• Goal
Pick out every line with the word "LIMA" and copy it.

• Dataset extract
** START **

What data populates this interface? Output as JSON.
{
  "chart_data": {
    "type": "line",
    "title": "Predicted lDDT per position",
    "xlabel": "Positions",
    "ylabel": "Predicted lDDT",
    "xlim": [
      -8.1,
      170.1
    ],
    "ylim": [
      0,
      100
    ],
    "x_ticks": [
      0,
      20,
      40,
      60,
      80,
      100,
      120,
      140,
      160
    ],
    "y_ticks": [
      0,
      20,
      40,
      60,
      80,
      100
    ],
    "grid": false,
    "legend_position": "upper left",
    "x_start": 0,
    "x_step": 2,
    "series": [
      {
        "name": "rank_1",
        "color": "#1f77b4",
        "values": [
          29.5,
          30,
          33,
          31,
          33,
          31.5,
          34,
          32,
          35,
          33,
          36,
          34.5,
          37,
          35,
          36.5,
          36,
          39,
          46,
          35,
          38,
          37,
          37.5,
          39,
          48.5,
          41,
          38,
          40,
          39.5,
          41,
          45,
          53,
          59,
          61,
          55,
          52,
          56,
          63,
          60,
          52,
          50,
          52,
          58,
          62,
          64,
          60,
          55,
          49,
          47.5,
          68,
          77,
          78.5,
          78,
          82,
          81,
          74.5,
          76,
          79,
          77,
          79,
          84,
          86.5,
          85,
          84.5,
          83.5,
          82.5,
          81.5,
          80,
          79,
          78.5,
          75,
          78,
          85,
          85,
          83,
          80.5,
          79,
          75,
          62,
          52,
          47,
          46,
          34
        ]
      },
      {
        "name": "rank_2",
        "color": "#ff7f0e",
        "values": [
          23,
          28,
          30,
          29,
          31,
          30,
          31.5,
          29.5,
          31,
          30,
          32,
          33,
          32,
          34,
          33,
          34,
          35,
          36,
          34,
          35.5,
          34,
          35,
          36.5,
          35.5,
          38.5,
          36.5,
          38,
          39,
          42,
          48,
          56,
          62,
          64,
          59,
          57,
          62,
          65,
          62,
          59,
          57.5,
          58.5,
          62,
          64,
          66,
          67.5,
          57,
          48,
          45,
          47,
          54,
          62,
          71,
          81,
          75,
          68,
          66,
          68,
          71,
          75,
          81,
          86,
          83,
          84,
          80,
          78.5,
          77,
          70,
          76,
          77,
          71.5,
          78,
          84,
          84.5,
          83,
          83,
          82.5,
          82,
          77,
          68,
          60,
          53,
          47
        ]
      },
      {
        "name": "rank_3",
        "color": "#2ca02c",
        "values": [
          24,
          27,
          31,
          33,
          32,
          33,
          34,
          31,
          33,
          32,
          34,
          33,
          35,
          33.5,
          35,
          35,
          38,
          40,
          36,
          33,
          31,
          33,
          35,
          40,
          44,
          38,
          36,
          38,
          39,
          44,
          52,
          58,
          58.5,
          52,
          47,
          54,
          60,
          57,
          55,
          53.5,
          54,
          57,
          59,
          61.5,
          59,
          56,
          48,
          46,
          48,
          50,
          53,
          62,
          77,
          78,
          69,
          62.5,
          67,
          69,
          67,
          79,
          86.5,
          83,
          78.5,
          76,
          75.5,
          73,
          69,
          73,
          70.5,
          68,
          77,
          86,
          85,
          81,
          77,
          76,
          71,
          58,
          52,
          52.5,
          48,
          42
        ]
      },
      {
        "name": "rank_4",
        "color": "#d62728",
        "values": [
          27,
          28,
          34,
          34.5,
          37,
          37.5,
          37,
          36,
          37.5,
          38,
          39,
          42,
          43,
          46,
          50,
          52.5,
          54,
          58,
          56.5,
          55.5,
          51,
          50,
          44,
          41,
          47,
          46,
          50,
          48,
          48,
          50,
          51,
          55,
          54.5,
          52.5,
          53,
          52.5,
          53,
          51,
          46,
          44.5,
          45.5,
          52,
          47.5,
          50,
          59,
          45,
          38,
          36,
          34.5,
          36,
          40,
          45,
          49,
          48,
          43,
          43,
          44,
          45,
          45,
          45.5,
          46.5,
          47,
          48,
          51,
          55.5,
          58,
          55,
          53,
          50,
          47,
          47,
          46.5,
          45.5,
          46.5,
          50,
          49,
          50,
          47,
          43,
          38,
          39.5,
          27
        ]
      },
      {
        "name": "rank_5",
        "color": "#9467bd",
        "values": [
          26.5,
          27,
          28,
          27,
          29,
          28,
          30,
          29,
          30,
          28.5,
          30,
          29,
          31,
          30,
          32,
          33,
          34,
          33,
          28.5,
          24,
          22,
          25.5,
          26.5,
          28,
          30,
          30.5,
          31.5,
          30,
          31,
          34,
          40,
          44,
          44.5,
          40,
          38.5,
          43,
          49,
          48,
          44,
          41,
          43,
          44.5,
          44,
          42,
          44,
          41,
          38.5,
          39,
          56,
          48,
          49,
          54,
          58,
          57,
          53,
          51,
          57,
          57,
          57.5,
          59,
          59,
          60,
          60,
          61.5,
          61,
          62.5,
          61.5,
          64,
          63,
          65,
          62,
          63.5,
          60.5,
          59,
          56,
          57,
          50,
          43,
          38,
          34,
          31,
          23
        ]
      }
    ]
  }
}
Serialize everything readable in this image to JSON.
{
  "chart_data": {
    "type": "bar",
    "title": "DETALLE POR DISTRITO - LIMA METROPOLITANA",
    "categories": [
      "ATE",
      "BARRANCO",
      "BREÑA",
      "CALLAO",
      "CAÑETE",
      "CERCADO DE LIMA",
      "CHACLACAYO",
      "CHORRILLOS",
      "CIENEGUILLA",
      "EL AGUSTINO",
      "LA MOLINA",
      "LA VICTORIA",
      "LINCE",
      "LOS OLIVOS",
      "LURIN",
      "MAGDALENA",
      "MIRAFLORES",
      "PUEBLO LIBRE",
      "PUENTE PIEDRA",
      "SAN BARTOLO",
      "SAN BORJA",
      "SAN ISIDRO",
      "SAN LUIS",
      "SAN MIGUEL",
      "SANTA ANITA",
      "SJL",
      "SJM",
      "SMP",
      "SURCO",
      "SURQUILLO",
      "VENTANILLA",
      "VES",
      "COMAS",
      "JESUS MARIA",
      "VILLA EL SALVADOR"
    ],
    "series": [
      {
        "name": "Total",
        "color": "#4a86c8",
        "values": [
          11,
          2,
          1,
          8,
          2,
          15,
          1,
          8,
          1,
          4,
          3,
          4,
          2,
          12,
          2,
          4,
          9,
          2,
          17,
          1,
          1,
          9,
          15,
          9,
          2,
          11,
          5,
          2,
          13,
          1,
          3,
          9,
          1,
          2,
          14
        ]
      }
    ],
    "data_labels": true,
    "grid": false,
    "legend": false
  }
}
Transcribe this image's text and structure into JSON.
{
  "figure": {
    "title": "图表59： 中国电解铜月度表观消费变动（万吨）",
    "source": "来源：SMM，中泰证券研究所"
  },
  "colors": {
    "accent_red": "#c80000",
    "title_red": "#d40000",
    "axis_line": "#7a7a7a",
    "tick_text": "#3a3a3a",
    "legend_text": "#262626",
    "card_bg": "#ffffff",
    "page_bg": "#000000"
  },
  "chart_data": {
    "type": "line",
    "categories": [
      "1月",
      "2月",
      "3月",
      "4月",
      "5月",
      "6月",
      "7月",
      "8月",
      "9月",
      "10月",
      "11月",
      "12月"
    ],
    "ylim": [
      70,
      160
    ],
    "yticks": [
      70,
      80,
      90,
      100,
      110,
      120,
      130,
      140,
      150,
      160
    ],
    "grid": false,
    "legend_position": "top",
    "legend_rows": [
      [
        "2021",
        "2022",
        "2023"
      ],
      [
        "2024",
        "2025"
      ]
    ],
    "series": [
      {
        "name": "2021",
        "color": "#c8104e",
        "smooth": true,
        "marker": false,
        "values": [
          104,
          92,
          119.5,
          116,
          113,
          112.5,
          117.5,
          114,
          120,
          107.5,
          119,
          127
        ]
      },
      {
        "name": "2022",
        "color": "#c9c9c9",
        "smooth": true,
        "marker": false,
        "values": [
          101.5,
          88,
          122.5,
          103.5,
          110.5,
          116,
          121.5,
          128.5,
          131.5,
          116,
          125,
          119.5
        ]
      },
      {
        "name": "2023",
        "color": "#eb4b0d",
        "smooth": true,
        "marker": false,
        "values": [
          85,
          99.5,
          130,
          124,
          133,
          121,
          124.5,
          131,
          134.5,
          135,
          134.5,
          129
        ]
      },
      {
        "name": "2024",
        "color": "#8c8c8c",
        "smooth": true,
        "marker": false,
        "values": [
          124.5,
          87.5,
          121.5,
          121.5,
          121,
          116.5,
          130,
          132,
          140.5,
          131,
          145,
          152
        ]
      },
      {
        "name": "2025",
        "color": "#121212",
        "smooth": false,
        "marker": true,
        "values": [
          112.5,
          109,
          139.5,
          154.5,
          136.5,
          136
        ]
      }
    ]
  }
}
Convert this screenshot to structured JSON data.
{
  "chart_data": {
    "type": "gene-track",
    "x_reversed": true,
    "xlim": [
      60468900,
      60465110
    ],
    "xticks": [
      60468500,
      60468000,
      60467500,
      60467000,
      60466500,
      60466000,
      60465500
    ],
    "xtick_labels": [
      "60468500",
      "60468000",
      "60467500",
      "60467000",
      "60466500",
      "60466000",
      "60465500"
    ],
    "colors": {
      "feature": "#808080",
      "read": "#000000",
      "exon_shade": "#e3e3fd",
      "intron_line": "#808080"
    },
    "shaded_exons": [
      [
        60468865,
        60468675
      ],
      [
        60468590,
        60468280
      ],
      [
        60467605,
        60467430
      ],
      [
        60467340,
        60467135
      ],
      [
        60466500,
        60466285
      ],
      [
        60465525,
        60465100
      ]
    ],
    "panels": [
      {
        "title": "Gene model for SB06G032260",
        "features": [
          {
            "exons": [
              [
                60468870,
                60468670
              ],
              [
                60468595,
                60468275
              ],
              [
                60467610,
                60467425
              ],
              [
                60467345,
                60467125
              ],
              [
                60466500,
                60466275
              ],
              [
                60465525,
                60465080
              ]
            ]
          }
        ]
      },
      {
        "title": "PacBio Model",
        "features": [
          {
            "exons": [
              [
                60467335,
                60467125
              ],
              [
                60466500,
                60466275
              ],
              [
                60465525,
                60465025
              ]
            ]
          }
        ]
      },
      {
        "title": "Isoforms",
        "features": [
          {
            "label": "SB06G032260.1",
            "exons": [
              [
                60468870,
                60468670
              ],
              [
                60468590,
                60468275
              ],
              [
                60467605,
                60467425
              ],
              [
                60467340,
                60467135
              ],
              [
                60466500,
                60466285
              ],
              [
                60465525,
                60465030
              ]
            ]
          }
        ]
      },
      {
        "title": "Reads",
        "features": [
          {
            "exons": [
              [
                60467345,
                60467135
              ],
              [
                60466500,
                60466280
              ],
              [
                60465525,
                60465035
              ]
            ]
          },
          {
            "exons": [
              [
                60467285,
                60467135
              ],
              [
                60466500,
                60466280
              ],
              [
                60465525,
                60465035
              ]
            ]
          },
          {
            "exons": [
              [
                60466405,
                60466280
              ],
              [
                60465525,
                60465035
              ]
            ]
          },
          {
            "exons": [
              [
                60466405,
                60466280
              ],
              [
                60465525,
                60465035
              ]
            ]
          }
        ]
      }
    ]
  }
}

** END **

• Written solution
    "title": "DETALLE POR DISTRITO - LIMA METROPOLITANA",
      "CERCADO DE LIMA",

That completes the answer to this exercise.